[Exercise aim] Omit every image, and transcribe the remaining entries exactly as given.

[Data provided]
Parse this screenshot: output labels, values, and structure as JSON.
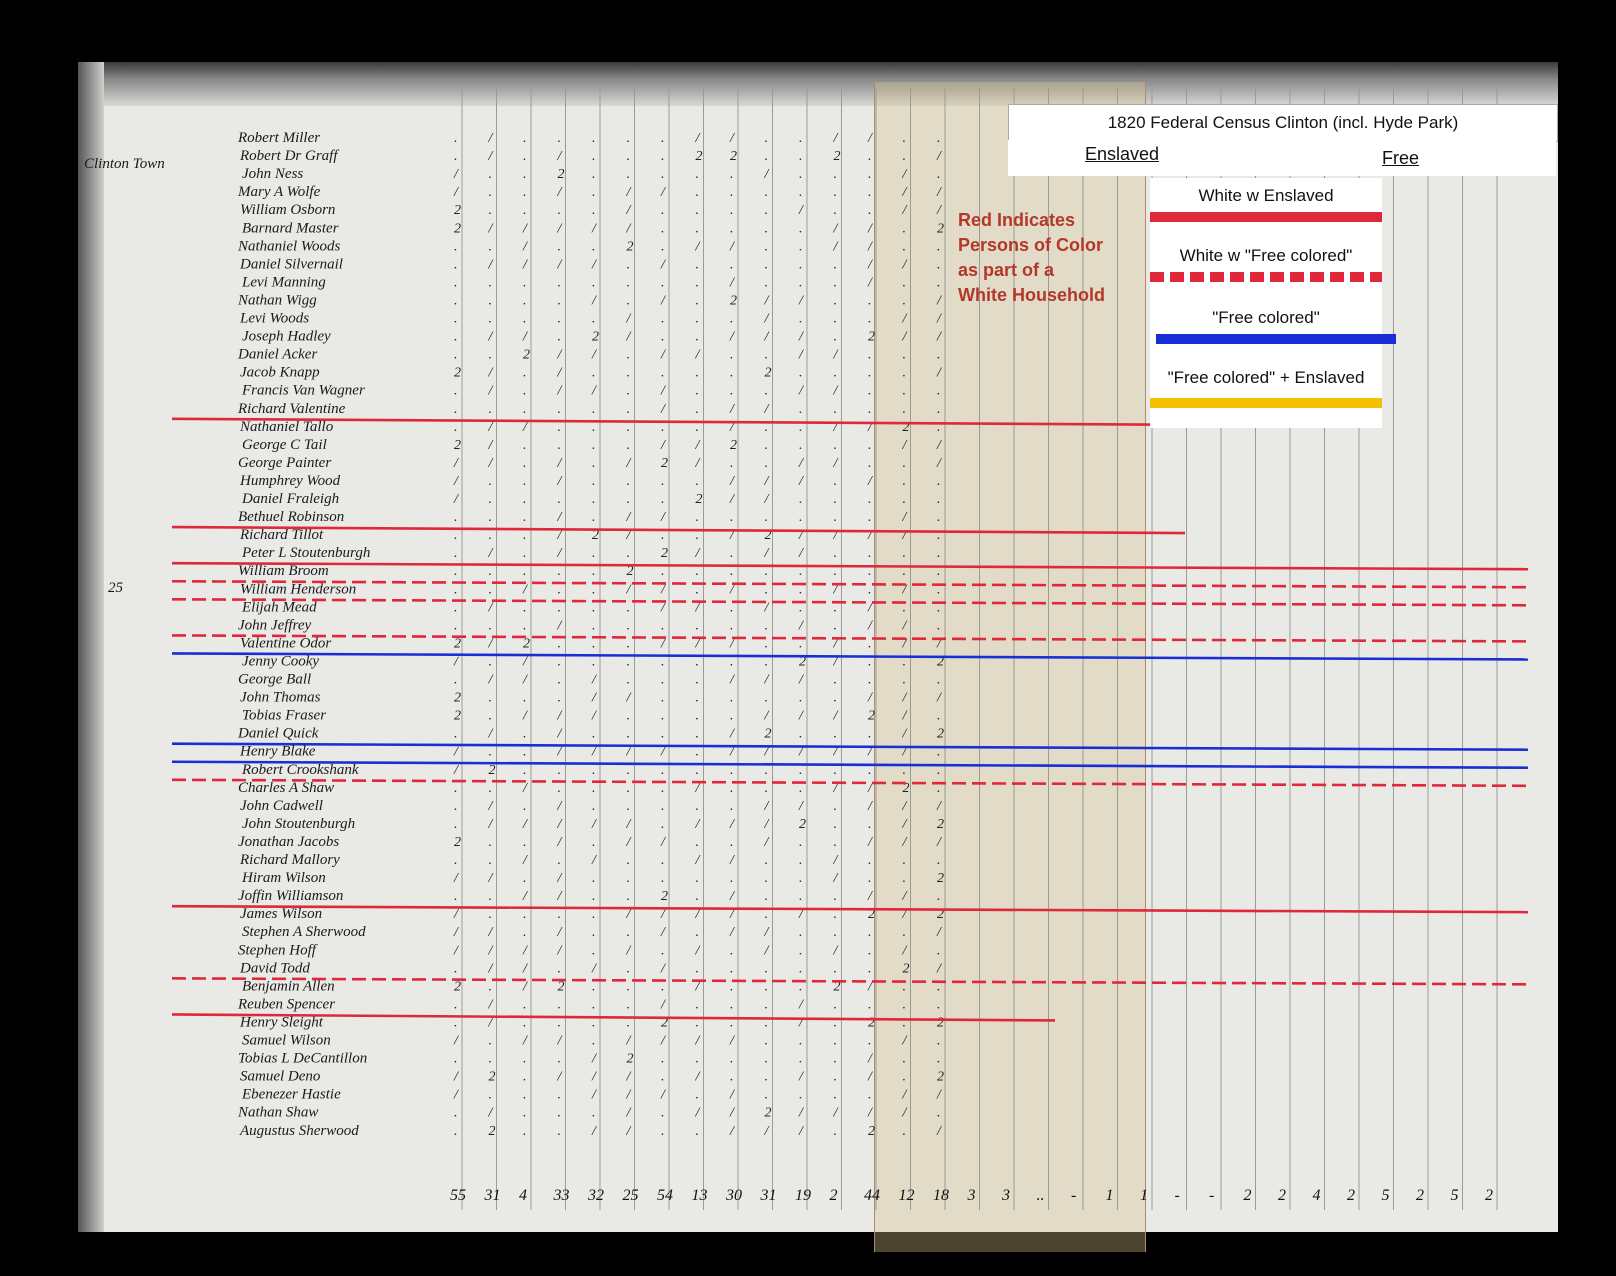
{
  "header": {
    "title": "1820 Federal Census Clinton (incl. Hyde Park)",
    "enslaved_label": "Enslaved",
    "free_label": "Free"
  },
  "red_note": "Red Indicates\nPersons of Color\nas part of a\nWhite Household",
  "legend": {
    "items": [
      {
        "label": "White w Enslaved",
        "color": "#e0283a",
        "style": "solid"
      },
      {
        "label": "White w \"Free colored\"",
        "color": "#e0283a",
        "style": "dashed"
      },
      {
        "label": "\"Free colored\"",
        "color": "#1a2ed6",
        "style": "solid"
      },
      {
        "label": "\"Free colored\" + Enslaved",
        "color": "#f5c000",
        "style": "solid"
      }
    ]
  },
  "page_number": "25",
  "town_label": "Clinton Town",
  "names": [
    "Robert Miller",
    "Robert Dr Graff",
    "John Ness",
    "Mary A Wolfe",
    "William Osborn",
    "Barnard Master",
    "Nathaniel Woods",
    "Daniel Silvernail",
    "Levi Manning",
    "Nathan Wigg",
    "Levi Woods",
    "Joseph Hadley",
    "Daniel Acker",
    "Jacob Knapp",
    "Francis Van Wagner",
    "Richard Valentine",
    "Nathaniel Tallo",
    "George C Tail",
    "George Painter",
    "Humphrey Wood",
    "Daniel Fraleigh",
    "Bethuel Robinson",
    "Richard Tillot",
    "Peter L Stoutenburgh",
    "William Broom",
    "William Henderson",
    "Elijah Mead",
    "John Jeffrey",
    "Valentine Odor",
    "Jenny Cooky",
    "George Ball",
    "John Thomas",
    "Tobias Fraser",
    "Daniel Quick",
    "Henry Blake",
    "Robert Crookshank",
    "Charles A Shaw",
    "John Cadwell",
    "John Stoutenburgh",
    "Jonathan Jacobs",
    "Richard Mallory",
    "Hiram Wilson",
    "Joffin Williamson",
    "James Wilson",
    "Stephen A Sherwood",
    "Stephen Hoff",
    "David Todd",
    "Benjamin Allen",
    "Reuben Spencer",
    "Henry Sleight",
    "Samuel Wilson",
    "Tobias L DeCantillon",
    "Samuel Deno",
    "Ebenezer Hastie",
    "Nathan Shaw",
    "Augustus Sherwood"
  ],
  "column_totals": [
    "55",
    "31",
    "4",
    "33",
    "32",
    "25",
    "54",
    "13",
    "30",
    "31",
    "19",
    "2",
    "44",
    "12",
    "18",
    "3",
    "3",
    "..",
    "-",
    "1",
    "1",
    "-",
    "-",
    "2",
    "2",
    "4",
    "2",
    "5",
    "2",
    "5",
    "2"
  ],
  "highlight_lines": [
    {
      "row": 16,
      "color": "#e0283a",
      "style": "solid",
      "end": "enslaved"
    },
    {
      "row": 22,
      "color": "#e0283a",
      "style": "solid",
      "end": "enslaved"
    },
    {
      "row": 24,
      "color": "#e0283a",
      "style": "solid",
      "end": "free"
    },
    {
      "row": 25,
      "color": "#e0283a",
      "style": "dashed",
      "end": "free"
    },
    {
      "row": 26,
      "color": "#e0283a",
      "style": "dashed",
      "end": "free"
    },
    {
      "row": 28,
      "color": "#e0283a",
      "style": "dashed",
      "end": "free"
    },
    {
      "row": 29,
      "color": "#1a2ed6",
      "style": "solid",
      "end": "free"
    },
    {
      "row": 34,
      "color": "#1a2ed6",
      "style": "solid",
      "end": "free"
    },
    {
      "row": 35,
      "color": "#1a2ed6",
      "style": "solid",
      "end": "free"
    },
    {
      "row": 36,
      "color": "#e0283a",
      "style": "dashed",
      "end": "free"
    },
    {
      "row": 43,
      "color": "#e0283a",
      "style": "solid",
      "end": "free"
    },
    {
      "row": 47,
      "color": "#e0283a",
      "style": "dashed",
      "end": "free"
    },
    {
      "row": 49,
      "color": "#e0283a",
      "style": "solid",
      "end": "mid"
    }
  ]
}
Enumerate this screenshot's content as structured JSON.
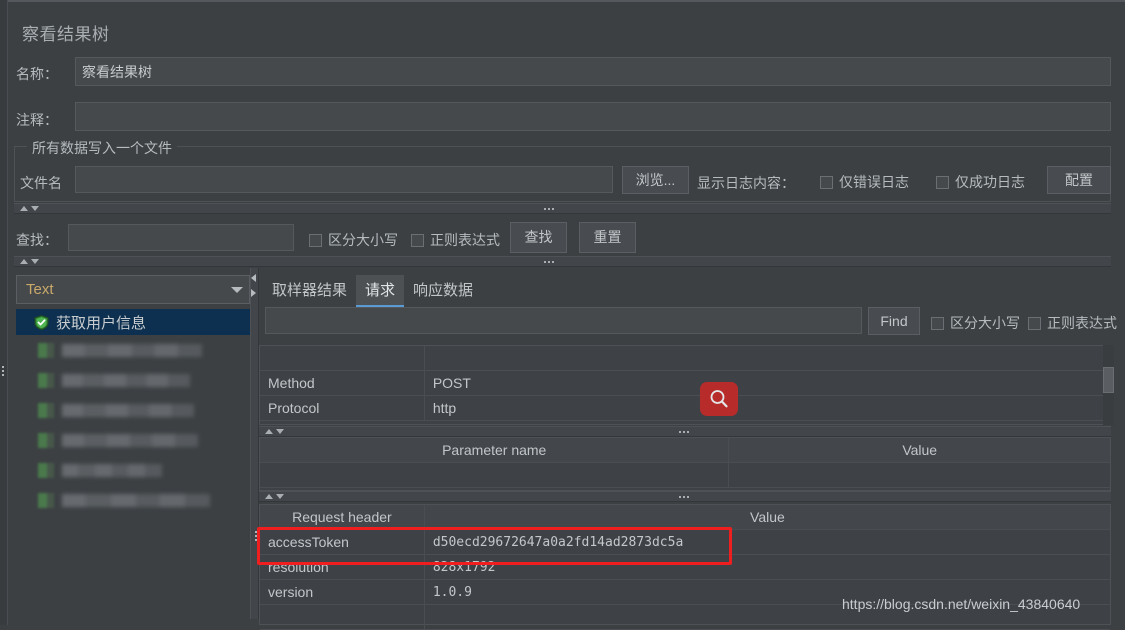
{
  "window": {
    "title": "察看结果树"
  },
  "form": {
    "name_label": "名称：",
    "name_value": "察看结果树",
    "comment_label": "注释：",
    "comment_value": ""
  },
  "file_group": {
    "legend": "所有数据写入一个文件",
    "filename_label": "文件名",
    "filename_value": "",
    "browse_button": "浏览...",
    "log_display_label": "显示日志内容：",
    "errors_only_checkbox": "仅错误日志",
    "success_only_checkbox": "仅成功日志",
    "configure_button": "配置"
  },
  "search_bar": {
    "label": "查找：",
    "value": "",
    "match_case_checkbox": "区分大小写",
    "regex_checkbox": "正则表达式",
    "find_button": "查找",
    "reset_button": "重置"
  },
  "tree": {
    "renderer_selected": "Text",
    "selected_item": "获取用户信息",
    "selected_item_icon": "green-shield-check-icon",
    "blurred_item_widths": [
      140,
      128,
      132,
      136,
      100,
      148
    ]
  },
  "tabs": [
    {
      "label": "取样器结果",
      "active": false
    },
    {
      "label": "请求",
      "active": true
    },
    {
      "label": "响应数据",
      "active": false
    }
  ],
  "find_bar": {
    "value": "",
    "find_button": "Find",
    "match_case_checkbox": "区分大小写",
    "regex_checkbox": "正则表达式"
  },
  "request_table": {
    "headers": [
      "",
      ""
    ],
    "rows": [
      {
        "key": "",
        "value": ""
      },
      {
        "key": "Method",
        "value": "POST"
      },
      {
        "key": "Protocol",
        "value": "http"
      }
    ]
  },
  "parameter_table": {
    "headers": [
      "Parameter name",
      "Value"
    ],
    "rows": [
      {
        "key": "",
        "value": ""
      }
    ]
  },
  "header_table": {
    "headers": [
      "Request header",
      "Value"
    ],
    "rows": [
      {
        "key": "accessToken",
        "value": "d50ecd29672647a0a2fd14ad2873dc5a",
        "highlighted": true
      },
      {
        "key": "resolution",
        "value": "828x1792",
        "highlighted": false
      },
      {
        "key": "version",
        "value": "1.0.9",
        "highlighted": false
      },
      {
        "key": "",
        "value": "",
        "highlighted": false
      }
    ]
  },
  "search_overlay_button": {
    "icon": "magnifier-icon",
    "color": "#b82b2b"
  },
  "watermark": {
    "text": "https://blog.csdn.net/weixin_43840640"
  },
  "colors": {
    "background": "#3c4043",
    "accent": "#5b9bd5",
    "highlight_red": "#f01f1f",
    "selection_blue": "#0d3050",
    "shield_green": "#3f9e42"
  }
}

[Task output]
Parse this screenshot: output labels, values, and structure as JSON.
{
  "header": {
    "title": "1820 Federal Census Clinton (incl. Hyde Park)",
    "enslaved_label": "Enslaved",
    "free_label": "Free"
  },
  "red_note": "Red Indicates\nPersons of Color\nas part of a\nWhite Household",
  "legend": {
    "items": [
      {
        "label": "White w Enslaved",
        "color": "#e0283a",
        "style": "solid"
      },
      {
        "label": "White w \"Free colored\"",
        "color": "#e0283a",
        "style": "dashed"
      },
      {
        "label": "\"Free colored\"",
        "color": "#1a2ed6",
        "style": "solid"
      },
      {
        "label": "\"Free colored\" + Enslaved",
        "color": "#f5c000",
        "style": "solid"
      }
    ]
  },
  "page_number": "25",
  "town_label": "Clinton Town",
  "names": [
    "Robert Miller",
    "Robert Dr Graff",
    "John Ness",
    "Mary A Wolfe",
    "William Osborn",
    "Barnard Master",
    "Nathaniel Woods",
    "Daniel Silvernail",
    "Levi Manning",
    "Nathan Wigg",
    "Levi Woods",
    "Joseph Hadley",
    "Daniel Acker",
    "Jacob Knapp",
    "Francis Van Wagner",
    "Richard Valentine",
    "Nathaniel Tallo",
    "George C Tail",
    "George Painter",
    "Humphrey Wood",
    "Daniel Fraleigh",
    "Bethuel Robinson",
    "Richard Tillot",
    "Peter L Stoutenburgh",
    "William Broom",
    "William Henderson",
    "Elijah Mead",
    "John Jeffrey",
    "Valentine Odor",
    "Jenny Cooky",
    "George Ball",
    "John Thomas",
    "Tobias Fraser",
    "Daniel Quick",
    "Henry Blake",
    "Robert Crookshank",
    "Charles A Shaw",
    "John Cadwell",
    "John Stoutenburgh",
    "Jonathan Jacobs",
    "Richard Mallory",
    "Hiram Wilson",
    "Joffin Williamson",
    "James Wilson",
    "Stephen A Sherwood",
    "Stephen Hoff",
    "David Todd",
    "Benjamin Allen",
    "Reuben Spencer",
    "Henry Sleight",
    "Samuel Wilson",
    "Tobias L DeCantillon",
    "Samuel Deno",
    "Ebenezer Hastie",
    "Nathan Shaw",
    "Augustus Sherwood"
  ],
  "column_totals": [
    "55",
    "31",
    "4",
    "33",
    "32",
    "25",
    "54",
    "13",
    "30",
    "31",
    "19",
    "2",
    "44",
    "12",
    "18",
    "3",
    "3",
    "..",
    "-",
    "1",
    "1",
    "-",
    "-",
    "2",
    "2",
    "4",
    "2",
    "5",
    "2",
    "5",
    "2"
  ],
  "highlight_lines": [
    {
      "row": 16,
      "color": "#e0283a",
      "style": "solid",
      "end": "enslaved"
    },
    {
      "row": 22,
      "color": "#e0283a",
      "style": "solid",
      "end": "enslaved"
    },
    {
      "row": 24,
      "color": "#e0283a",
      "style": "solid",
      "end": "free"
    },
    {
      "row": 25,
      "color": "#e0283a",
      "style": "dashed",
      "end": "free"
    },
    {
      "row": 26,
      "color": "#e0283a",
      "style": "dashed",
      "end": "free"
    },
    {
      "row": 28,
      "color": "#e0283a",
      "style": "dashed",
      "end": "free"
    },
    {
      "row": 29,
      "color": "#1a2ed6",
      "style": "solid",
      "end": "free"
    },
    {
      "row": 34,
      "color": "#1a2ed6",
      "style": "solid",
      "end": "free"
    },
    {
      "row": 35,
      "color": "#1a2ed6",
      "style": "solid",
      "end": "free"
    },
    {
      "row": 36,
      "color": "#e0283a",
      "style": "dashed",
      "end": "free"
    },
    {
      "row": 43,
      "color": "#e0283a",
      "style": "solid",
      "end": "free"
    },
    {
      "row": 47,
      "color": "#e0283a",
      "style": "dashed",
      "end": "free"
    },
    {
      "row": 49,
      "color": "#e0283a",
      "style": "solid",
      "end": "mid"
    }
  ]
}
Enumerate this screenshot's content as structured JSON.
{
  "window": {
    "title": "察看结果树"
  },
  "form": {
    "name_label": "名称：",
    "name_value": "察看结果树",
    "comment_label": "注释：",
    "comment_value": ""
  },
  "file_group": {
    "legend": "所有数据写入一个文件",
    "filename_label": "文件名",
    "filename_value": "",
    "browse_button": "浏览...",
    "log_display_label": "显示日志内容：",
    "errors_only_checkbox": "仅错误日志",
    "success_only_checkbox": "仅成功日志",
    "configure_button": "配置"
  },
  "search_bar": {
    "label": "查找：",
    "value": "",
    "match_case_checkbox": "区分大小写",
    "regex_checkbox": "正则表达式",
    "find_button": "查找",
    "reset_button": "重置"
  },
  "tree": {
    "renderer_selected": "Text",
    "selected_item": "获取用户信息",
    "selected_item_icon": "green-shield-check-icon",
    "blurred_item_widths": [
      140,
      128,
      132,
      136,
      100,
      148
    ]
  },
  "tabs": [
    {
      "label": "取样器结果",
      "active": false
    },
    {
      "label": "请求",
      "active": true
    },
    {
      "label": "响应数据",
      "active": false
    }
  ],
  "find_bar": {
    "value": "",
    "find_button": "Find",
    "match_case_checkbox": "区分大小写",
    "regex_checkbox": "正则表达式"
  },
  "request_table": {
    "headers": [
      "",
      ""
    ],
    "rows": [
      {
        "key": "",
        "value": ""
      },
      {
        "key": "Method",
        "value": "POST"
      },
      {
        "key": "Protocol",
        "value": "http"
      }
    ]
  },
  "parameter_table": {
    "headers": [
      "Parameter name",
      "Value"
    ],
    "rows": [
      {
        "key": "",
        "value": ""
      }
    ]
  },
  "header_table": {
    "headers": [
      "Request header",
      "Value"
    ],
    "rows": [
      {
        "key": "accessToken",
        "value": "d50ecd29672647a0a2fd14ad2873dc5a",
        "highlighted": true
      },
      {
        "key": "resolution",
        "value": "828x1792",
        "highlighted": false
      },
      {
        "key": "version",
        "value": "1.0.9",
        "highlighted": false
      },
      {
        "key": "",
        "value": "",
        "highlighted": false
      }
    ]
  },
  "search_overlay_button": {
    "icon": "magnifier-icon",
    "color": "#b82b2b"
  },
  "watermark": {
    "text": "https://blog.csdn.net/weixin_43840640"
  },
  "colors": {
    "background": "#3c4043",
    "accent": "#5b9bd5",
    "highlight_red": "#f01f1f",
    "selection_blue": "#0d3050",
    "shield_green": "#3f9e42"
  }
}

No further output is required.